- Available data:
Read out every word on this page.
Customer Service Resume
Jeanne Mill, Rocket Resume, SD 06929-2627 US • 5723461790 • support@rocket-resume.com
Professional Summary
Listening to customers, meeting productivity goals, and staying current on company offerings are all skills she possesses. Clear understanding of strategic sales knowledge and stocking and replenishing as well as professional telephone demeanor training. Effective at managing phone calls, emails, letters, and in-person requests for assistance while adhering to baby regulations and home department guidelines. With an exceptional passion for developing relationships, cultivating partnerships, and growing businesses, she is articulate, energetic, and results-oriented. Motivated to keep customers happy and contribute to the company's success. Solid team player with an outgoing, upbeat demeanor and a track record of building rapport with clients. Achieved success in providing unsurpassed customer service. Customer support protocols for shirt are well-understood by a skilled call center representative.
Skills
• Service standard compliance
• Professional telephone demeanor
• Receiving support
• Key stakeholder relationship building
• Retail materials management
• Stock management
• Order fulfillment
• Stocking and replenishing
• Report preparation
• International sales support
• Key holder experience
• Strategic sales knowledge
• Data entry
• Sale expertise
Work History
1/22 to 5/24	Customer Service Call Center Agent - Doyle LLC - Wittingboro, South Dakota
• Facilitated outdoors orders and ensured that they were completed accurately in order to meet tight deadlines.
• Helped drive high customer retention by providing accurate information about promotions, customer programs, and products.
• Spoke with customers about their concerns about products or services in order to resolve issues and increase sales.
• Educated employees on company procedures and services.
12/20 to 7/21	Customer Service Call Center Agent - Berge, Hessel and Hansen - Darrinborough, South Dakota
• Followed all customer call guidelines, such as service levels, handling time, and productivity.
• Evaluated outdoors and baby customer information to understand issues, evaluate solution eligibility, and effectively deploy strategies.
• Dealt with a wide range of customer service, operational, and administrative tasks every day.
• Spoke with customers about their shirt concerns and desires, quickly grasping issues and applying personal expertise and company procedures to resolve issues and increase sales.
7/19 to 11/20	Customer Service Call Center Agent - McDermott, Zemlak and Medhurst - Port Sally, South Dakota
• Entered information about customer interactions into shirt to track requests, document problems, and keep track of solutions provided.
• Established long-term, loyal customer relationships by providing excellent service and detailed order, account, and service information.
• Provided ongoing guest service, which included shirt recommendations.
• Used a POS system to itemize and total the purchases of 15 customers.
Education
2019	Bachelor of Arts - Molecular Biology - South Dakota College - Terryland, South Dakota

- Work instructions: Write out every entry above, word for word.

- Solution to this task:
Read out every word on this page.
Customer Service Resume
Jeanne Mill, Rocket Resume, SD 06929-2627 US • 5723461790 • support@rocket-resume.com
Professional Summary
Listening to customers, meeting productivity goals, and staying current on company offerings are all skills she possesses. Clear understanding of strategic sales knowledge and stocking and replenishing as well as professional telephone demeanor training. Effective at managing phone calls, emails, letters, and in-person requests for assistance while adhering to baby regulations and home department guidelines. With an exceptional passion for developing relationships, cultivating partnerships, and growing businesses, she is articulate, energetic, and results-oriented. Motivated to keep customers happy and contribute to the company's success. Solid team player with an outgoing, upbeat demeanor and a track record of building rapport with clients. Achieved success in providing unsurpassed customer service. Customer support protocols for shirt are well-understood by a skilled call center representative.
Skills
• Service standard compliance
• Professional telephone demeanor
• Receiving support
• Key stakeholder relationship building
• Retail materials management
• Stock management
• Order fulfillment
• Stocking and replenishing
• Report preparation
• International sales support
• Key holder experience
• Strategic sales knowledge
• Data entry
• Sale expertise
Work History
1/22 to 5/24	Customer Service Call Center Agent - Doyle LLC - Wittingboro, South Dakota
• Facilitated outdoors orders and ensured that they were completed accurately in order to meet tight deadlines.
• Helped drive high customer retention by providing accurate information about promotions, customer programs, and products.
• Spoke with customers about their concerns about products or services in order to resolve issues and increase sales.
• Educated employees on company procedures and services.
12/20 to 7/21	Customer Service Call Center Agent - Berge, Hessel and Hansen - Darrinborough, South Dakota
• Followed all customer call guidelines, such as service levels, handling time, and productivity.
• Evaluated outdoors and baby customer information to understand issues, evaluate solution eligibility, and effectively deploy strategies.
• Dealt with a wide range of customer service, operational, and administrative tasks every day.
• Spoke with customers about their shirt concerns and desires, quickly grasping issues and applying personal expertise and company procedures to resolve issues and increase sales.
7/19 to 11/20	Customer Service Call Center Agent - McDermott, Zemlak and Medhurst - Port Sally, South Dakota
• Entered information about customer interactions into shirt to track requests, document problems, and keep track of solutions provided.
• Established long-term, loyal customer relationships by providing excellent service and detailed order, account, and service information.
• Provided ongoing guest service, which included shirt recommendations.
• Used a POS system to itemize and total the purchases of 15 customers.
Education
2019	Bachelor of Arts - Molecular Biology - South Dakota College - Terryland, South Dakota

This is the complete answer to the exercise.